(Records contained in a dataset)
%%

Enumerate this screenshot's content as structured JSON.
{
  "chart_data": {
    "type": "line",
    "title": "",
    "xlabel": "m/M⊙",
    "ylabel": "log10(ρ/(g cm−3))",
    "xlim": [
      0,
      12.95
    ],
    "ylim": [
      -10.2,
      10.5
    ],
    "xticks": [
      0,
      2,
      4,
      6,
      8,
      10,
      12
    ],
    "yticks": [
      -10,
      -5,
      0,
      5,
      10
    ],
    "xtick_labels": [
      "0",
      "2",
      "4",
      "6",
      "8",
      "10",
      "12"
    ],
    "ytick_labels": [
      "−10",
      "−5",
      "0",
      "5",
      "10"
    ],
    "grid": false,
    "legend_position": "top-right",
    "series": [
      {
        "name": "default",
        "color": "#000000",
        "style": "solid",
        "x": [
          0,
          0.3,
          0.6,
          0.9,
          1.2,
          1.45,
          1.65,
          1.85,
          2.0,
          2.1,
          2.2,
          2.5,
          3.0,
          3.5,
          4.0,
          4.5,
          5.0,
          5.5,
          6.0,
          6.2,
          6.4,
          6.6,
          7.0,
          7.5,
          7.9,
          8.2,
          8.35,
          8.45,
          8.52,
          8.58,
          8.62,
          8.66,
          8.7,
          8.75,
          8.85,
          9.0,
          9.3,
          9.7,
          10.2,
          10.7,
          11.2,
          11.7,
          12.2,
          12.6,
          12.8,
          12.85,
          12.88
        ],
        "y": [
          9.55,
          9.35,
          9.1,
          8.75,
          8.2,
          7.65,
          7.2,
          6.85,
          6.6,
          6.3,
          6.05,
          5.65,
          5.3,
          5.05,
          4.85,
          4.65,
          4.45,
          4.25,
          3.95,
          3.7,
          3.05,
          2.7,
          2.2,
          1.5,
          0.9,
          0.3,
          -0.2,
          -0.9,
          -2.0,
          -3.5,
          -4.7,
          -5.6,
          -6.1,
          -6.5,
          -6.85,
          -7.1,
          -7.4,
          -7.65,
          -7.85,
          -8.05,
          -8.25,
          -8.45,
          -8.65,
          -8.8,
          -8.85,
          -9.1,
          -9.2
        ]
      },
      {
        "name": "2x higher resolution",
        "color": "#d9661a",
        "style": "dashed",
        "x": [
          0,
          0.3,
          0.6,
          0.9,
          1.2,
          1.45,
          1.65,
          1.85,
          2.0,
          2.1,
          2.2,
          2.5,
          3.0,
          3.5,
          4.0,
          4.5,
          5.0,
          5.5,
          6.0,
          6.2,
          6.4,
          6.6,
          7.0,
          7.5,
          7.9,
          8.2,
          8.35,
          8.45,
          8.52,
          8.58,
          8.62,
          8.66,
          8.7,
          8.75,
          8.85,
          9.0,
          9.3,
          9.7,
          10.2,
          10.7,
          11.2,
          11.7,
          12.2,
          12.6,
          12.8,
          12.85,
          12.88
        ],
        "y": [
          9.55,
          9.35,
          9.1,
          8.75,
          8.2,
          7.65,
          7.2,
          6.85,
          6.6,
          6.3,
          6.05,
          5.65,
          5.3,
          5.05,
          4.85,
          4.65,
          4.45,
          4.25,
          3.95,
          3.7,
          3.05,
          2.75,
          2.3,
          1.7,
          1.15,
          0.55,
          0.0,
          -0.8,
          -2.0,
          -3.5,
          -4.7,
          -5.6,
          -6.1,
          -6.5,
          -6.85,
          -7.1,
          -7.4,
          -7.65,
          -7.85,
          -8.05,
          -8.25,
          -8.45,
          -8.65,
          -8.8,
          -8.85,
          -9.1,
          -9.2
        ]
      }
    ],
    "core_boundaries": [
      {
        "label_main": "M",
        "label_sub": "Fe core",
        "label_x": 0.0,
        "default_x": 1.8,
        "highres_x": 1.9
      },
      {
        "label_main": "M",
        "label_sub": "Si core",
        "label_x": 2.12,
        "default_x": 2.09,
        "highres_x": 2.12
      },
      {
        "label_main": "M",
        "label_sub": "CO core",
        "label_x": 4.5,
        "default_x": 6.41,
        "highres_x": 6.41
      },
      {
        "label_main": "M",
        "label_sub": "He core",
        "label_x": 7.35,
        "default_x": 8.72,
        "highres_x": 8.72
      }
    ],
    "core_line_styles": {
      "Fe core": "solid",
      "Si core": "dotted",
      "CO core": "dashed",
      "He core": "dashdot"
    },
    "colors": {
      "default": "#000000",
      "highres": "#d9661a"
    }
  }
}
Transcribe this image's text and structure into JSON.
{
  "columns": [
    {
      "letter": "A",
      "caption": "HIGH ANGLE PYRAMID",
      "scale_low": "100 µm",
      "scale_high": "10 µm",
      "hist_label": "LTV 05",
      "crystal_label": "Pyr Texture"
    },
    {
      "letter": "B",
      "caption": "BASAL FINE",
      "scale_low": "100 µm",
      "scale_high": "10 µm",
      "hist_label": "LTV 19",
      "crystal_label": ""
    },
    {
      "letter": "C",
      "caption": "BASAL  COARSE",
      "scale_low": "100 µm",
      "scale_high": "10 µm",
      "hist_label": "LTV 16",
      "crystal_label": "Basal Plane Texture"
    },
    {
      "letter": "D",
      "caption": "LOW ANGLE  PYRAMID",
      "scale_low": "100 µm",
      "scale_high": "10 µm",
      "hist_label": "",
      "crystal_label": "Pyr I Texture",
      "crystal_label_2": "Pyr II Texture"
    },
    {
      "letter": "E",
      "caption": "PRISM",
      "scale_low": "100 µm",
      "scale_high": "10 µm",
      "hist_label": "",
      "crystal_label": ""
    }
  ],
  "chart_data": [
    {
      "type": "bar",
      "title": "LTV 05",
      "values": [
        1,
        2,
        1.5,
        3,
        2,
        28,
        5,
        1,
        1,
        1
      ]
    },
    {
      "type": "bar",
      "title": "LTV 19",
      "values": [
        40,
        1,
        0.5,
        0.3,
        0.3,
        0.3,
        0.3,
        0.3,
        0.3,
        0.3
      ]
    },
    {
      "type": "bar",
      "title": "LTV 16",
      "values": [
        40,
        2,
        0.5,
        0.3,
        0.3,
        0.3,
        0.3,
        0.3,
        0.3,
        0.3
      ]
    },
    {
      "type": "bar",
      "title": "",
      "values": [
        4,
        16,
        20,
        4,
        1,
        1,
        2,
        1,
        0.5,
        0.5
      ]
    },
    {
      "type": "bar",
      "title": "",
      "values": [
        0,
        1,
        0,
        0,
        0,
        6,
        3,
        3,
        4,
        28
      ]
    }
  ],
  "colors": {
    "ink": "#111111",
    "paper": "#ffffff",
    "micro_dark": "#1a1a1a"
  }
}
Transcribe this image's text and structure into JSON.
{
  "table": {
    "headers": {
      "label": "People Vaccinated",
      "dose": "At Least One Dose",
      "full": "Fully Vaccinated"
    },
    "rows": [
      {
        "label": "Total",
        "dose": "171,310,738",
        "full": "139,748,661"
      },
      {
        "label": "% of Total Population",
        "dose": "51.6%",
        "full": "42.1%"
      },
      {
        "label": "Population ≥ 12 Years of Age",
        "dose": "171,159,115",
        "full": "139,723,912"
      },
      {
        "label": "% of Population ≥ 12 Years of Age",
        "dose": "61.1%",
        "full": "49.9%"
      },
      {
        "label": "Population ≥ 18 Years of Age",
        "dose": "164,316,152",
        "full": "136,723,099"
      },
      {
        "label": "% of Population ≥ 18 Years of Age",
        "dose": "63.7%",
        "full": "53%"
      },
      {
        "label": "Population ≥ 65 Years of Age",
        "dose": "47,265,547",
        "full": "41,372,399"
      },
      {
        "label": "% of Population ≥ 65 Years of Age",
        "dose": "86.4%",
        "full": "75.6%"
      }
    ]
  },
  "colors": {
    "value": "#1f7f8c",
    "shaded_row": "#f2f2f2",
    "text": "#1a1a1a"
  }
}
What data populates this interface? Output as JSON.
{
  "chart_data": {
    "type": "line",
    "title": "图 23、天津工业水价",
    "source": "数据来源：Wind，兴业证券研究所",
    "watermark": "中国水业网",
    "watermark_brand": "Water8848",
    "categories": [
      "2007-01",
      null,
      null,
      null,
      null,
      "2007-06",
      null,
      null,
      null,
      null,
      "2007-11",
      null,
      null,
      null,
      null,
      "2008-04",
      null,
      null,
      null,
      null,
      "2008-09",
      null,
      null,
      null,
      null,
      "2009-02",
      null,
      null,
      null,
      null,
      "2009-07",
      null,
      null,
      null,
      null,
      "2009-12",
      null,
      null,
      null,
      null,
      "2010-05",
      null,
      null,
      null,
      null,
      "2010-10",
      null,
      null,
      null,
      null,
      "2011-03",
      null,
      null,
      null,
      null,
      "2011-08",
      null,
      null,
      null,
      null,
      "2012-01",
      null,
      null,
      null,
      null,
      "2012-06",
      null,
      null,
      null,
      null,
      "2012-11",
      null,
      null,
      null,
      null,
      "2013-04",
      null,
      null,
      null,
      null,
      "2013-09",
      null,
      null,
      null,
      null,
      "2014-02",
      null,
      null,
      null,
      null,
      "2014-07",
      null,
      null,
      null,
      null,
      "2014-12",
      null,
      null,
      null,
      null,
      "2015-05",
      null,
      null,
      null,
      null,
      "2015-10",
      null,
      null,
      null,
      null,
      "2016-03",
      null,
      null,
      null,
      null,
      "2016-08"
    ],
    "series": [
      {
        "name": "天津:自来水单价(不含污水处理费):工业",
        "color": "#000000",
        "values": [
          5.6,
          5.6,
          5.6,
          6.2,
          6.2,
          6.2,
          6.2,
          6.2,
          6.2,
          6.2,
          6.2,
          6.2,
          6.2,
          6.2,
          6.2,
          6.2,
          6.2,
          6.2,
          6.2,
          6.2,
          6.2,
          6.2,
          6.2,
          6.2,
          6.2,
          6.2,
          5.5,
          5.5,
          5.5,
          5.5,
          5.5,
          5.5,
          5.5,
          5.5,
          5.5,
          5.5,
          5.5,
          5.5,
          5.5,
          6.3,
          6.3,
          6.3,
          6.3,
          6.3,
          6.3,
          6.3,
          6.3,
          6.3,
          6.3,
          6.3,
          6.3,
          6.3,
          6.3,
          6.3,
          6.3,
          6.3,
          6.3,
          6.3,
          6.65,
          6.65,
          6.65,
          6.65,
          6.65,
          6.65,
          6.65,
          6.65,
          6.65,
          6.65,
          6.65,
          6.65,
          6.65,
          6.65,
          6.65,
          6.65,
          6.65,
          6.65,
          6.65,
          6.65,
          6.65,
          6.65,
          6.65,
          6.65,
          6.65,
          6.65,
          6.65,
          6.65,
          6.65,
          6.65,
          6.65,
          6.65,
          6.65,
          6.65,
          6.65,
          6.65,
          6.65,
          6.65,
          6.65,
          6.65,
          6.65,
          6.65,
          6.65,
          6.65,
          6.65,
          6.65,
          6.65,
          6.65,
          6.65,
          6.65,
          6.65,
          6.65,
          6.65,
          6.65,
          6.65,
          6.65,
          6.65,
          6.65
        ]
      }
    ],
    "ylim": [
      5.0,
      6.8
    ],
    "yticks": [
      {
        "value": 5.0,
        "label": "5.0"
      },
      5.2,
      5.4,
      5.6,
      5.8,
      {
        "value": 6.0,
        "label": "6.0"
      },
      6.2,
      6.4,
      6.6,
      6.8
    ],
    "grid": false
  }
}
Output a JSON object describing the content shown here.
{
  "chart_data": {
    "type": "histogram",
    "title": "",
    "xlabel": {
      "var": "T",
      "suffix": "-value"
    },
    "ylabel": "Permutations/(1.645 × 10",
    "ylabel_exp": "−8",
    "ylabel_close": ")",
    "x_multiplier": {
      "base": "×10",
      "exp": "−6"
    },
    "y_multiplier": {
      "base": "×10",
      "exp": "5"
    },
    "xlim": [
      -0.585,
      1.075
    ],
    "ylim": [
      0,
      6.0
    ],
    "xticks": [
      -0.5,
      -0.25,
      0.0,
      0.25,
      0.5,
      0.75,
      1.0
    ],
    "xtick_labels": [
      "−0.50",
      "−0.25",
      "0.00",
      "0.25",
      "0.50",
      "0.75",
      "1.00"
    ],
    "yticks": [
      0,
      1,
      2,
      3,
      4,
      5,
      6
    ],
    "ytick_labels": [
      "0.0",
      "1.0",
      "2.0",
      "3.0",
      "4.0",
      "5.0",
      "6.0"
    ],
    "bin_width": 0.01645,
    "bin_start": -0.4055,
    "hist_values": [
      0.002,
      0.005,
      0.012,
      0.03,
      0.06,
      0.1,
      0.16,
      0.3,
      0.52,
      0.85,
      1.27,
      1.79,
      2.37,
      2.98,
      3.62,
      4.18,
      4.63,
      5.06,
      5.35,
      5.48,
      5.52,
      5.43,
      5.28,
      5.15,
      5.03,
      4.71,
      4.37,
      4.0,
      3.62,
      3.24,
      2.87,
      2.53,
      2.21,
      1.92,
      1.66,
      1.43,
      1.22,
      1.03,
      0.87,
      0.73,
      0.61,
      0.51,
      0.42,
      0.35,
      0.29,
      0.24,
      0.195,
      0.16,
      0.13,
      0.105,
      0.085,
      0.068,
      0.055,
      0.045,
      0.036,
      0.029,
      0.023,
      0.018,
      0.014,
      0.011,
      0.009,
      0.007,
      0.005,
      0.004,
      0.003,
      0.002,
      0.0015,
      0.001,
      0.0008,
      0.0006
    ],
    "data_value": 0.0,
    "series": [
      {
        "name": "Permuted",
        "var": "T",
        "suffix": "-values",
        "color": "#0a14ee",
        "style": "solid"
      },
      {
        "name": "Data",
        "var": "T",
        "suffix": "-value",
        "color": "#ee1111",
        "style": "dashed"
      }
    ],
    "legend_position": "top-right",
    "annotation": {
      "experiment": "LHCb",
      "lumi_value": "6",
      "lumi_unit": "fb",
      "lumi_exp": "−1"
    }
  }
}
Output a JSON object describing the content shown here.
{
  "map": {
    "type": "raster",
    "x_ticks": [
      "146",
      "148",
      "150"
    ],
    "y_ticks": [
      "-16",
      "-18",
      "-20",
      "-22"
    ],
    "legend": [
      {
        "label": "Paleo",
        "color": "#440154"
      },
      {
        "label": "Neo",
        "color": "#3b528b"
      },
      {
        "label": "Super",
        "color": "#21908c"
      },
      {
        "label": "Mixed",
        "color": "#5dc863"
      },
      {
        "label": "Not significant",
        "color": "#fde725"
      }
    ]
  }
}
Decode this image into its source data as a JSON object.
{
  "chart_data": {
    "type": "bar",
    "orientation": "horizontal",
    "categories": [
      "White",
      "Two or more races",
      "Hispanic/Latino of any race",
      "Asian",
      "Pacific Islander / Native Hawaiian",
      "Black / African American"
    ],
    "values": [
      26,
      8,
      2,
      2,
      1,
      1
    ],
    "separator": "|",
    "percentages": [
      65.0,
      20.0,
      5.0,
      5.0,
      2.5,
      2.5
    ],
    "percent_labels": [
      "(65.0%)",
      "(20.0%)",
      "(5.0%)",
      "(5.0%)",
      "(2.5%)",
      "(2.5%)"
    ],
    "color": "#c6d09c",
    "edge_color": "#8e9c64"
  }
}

%%

* [WHAT THE EXERCISE ASKS]: Go through the listing above and locate each line that holds the word "caption". Copy those lines.

* [WRITTEN SOLUTION]:
      "caption": "HIGH ANGLE PYRAMID",
      "caption": "BASAL FINE",
      "caption": "BASAL  COARSE",
      "caption": "LOW ANGLE  PYRAMID",
      "caption": "PRISM",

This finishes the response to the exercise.